[Item position entries]
******

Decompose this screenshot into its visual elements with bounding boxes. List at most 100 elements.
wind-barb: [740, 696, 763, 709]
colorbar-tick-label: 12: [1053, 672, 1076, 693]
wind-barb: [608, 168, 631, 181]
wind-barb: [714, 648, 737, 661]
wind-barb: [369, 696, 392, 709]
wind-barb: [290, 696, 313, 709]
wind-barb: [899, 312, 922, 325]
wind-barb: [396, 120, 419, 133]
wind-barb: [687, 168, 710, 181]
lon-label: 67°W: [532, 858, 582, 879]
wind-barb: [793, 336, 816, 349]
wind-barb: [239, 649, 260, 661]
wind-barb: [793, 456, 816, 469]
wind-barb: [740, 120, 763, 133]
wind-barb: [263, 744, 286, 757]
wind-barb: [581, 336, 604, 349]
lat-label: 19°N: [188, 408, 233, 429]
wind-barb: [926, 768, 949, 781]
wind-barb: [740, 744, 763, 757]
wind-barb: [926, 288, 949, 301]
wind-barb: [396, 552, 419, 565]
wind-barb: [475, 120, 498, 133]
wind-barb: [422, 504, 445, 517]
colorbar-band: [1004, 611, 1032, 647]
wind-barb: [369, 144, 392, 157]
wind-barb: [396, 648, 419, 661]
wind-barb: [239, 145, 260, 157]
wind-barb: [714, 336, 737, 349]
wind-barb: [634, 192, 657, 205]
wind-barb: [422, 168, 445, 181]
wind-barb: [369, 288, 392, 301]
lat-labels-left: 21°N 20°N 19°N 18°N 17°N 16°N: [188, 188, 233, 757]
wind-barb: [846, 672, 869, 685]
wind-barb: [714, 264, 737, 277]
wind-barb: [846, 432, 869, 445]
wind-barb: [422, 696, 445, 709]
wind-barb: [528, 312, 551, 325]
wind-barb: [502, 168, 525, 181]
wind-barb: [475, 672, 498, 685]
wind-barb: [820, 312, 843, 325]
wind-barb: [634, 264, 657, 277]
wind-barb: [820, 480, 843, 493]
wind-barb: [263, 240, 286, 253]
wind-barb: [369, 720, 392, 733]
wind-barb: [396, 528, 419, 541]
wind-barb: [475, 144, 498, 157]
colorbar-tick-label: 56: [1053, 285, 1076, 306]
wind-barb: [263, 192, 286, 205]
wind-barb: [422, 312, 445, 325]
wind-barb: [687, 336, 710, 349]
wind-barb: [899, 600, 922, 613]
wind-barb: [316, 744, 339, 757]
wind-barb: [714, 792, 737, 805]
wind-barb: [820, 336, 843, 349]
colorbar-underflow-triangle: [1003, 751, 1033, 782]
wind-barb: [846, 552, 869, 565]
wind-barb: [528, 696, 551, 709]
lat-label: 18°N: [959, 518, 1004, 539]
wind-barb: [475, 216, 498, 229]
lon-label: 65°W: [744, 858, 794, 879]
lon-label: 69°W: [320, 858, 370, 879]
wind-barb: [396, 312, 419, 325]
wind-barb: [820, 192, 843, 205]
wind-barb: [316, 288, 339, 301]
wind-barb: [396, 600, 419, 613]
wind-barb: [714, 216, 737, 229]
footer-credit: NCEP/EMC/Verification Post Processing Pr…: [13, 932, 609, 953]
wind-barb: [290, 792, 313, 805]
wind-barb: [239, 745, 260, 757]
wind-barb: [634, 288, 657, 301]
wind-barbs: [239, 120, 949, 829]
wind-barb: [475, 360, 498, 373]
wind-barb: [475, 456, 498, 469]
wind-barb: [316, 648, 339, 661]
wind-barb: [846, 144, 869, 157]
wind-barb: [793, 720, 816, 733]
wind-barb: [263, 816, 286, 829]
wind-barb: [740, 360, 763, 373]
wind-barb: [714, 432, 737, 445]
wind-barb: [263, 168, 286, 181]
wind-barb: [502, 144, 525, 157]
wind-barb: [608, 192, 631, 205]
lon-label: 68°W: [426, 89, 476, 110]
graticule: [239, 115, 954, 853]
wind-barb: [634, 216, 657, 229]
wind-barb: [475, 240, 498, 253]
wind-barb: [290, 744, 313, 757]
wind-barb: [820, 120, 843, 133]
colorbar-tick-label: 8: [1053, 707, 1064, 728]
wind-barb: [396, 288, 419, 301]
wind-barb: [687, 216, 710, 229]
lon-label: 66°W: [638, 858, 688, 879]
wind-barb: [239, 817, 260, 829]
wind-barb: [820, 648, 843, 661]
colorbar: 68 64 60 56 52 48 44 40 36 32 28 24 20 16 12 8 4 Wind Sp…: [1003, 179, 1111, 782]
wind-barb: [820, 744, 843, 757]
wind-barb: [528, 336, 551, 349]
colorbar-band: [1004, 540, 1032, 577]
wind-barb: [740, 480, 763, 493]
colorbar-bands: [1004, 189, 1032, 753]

******

Short problem:
Reproduce the items above, replacing each occurrence of "lon-label" with "longitude-label" and leaving everything else unchanged.

Task response:
Decompose this screenshot into its visual elements with bounding boxes. List at most 100 elements.
wind-barb: [740, 696, 763, 709]
colorbar-tick-label: 12: [1053, 672, 1076, 693]
wind-barb: [608, 168, 631, 181]
wind-barb: [714, 648, 737, 661]
wind-barb: [369, 696, 392, 709]
wind-barb: [290, 696, 313, 709]
wind-barb: [899, 312, 922, 325]
wind-barb: [396, 120, 419, 133]
wind-barb: [687, 168, 710, 181]
longitude-label: 67°W: [532, 858, 582, 879]
wind-barb: [793, 336, 816, 349]
wind-barb: [239, 649, 260, 661]
wind-barb: [793, 456, 816, 469]
wind-barb: [740, 120, 763, 133]
wind-barb: [263, 744, 286, 757]
wind-barb: [581, 336, 604, 349]
lat-label: 19°N: [188, 408, 233, 429]
wind-barb: [926, 768, 949, 781]
wind-barb: [740, 744, 763, 757]
wind-barb: [926, 288, 949, 301]
wind-barb: [396, 552, 419, 565]
wind-barb: [475, 120, 498, 133]
wind-barb: [422, 504, 445, 517]
colorbar-band: [1004, 611, 1032, 647]
wind-barb: [369, 144, 392, 157]
wind-barb: [396, 648, 419, 661]
wind-barb: [239, 145, 260, 157]
wind-barb: [714, 336, 737, 349]
wind-barb: [634, 192, 657, 205]
wind-barb: [422, 168, 445, 181]
wind-barb: [369, 288, 392, 301]
lat-labels-left: 21°N 20°N 19°N 18°N 17°N 16°N: [188, 188, 233, 757]
wind-barb: [846, 672, 869, 685]
wind-barb: [714, 264, 737, 277]
wind-barb: [846, 432, 869, 445]
wind-barb: [422, 696, 445, 709]
wind-barb: [528, 312, 551, 325]
wind-barb: [502, 168, 525, 181]
wind-barb: [475, 672, 498, 685]
wind-barb: [820, 312, 843, 325]
wind-barb: [634, 264, 657, 277]
wind-barb: [820, 480, 843, 493]
wind-barb: [263, 240, 286, 253]
wind-barb: [369, 720, 392, 733]
wind-barb: [396, 528, 419, 541]
wind-barb: [475, 144, 498, 157]
colorbar-tick-label: 56: [1053, 285, 1076, 306]
wind-barb: [263, 192, 286, 205]
wind-barb: [422, 312, 445, 325]
wind-barb: [687, 336, 710, 349]
wind-barb: [899, 600, 922, 613]
wind-barb: [316, 744, 339, 757]
wind-barb: [714, 792, 737, 805]
wind-barb: [820, 336, 843, 349]
colorbar-underflow-triangle: [1003, 751, 1033, 782]
wind-barb: [846, 552, 869, 565]
wind-barb: [528, 696, 551, 709]
lat-label: 18°N: [959, 518, 1004, 539]
wind-barb: [475, 216, 498, 229]
longitude-label: 65°W: [744, 858, 794, 879]
longitude-label: 69°W: [320, 858, 370, 879]
wind-barb: [396, 312, 419, 325]
wind-barb: [820, 192, 843, 205]
wind-barb: [316, 288, 339, 301]
wind-barb: [396, 600, 419, 613]
wind-barb: [714, 216, 737, 229]
footer-credit: NCEP/EMC/Verification Post Processing Pr…: [13, 932, 609, 953]
wind-barb: [290, 792, 313, 805]
wind-barb: [239, 745, 260, 757]
wind-barb: [634, 288, 657, 301]
wind-barbs: [239, 120, 949, 829]
wind-barb: [475, 360, 498, 373]
wind-barb: [475, 456, 498, 469]
wind-barb: [316, 648, 339, 661]
wind-barb: [846, 144, 869, 157]
wind-barb: [793, 720, 816, 733]
wind-barb: [263, 816, 286, 829]
wind-barb: [740, 360, 763, 373]
wind-barb: [714, 432, 737, 445]
wind-barb: [263, 168, 286, 181]
wind-barb: [502, 144, 525, 157]
wind-barb: [608, 192, 631, 205]
longitude-label: 68°W: [426, 89, 476, 110]
graticule: [239, 115, 954, 853]
wind-barb: [634, 216, 657, 229]
wind-barb: [475, 240, 498, 253]
wind-barb: [290, 744, 313, 757]
wind-barb: [820, 120, 843, 133]
colorbar-tick-label: 8: [1053, 707, 1064, 728]
wind-barb: [396, 288, 419, 301]
wind-barb: [687, 216, 710, 229]
longitude-label: 66°W: [638, 858, 688, 879]
wind-barb: [239, 817, 260, 829]
wind-barb: [820, 648, 843, 661]
colorbar: 68 64 60 56 52 48 44 40 36 32 28 24 20 16 12 8 4 Wind Sp…: [1003, 179, 1111, 782]
wind-barb: [820, 744, 843, 757]
wind-barb: [528, 336, 551, 349]
colorbar-band: [1004, 540, 1032, 577]
wind-barb: [740, 480, 763, 493]
colorbar-bands: [1004, 189, 1032, 753]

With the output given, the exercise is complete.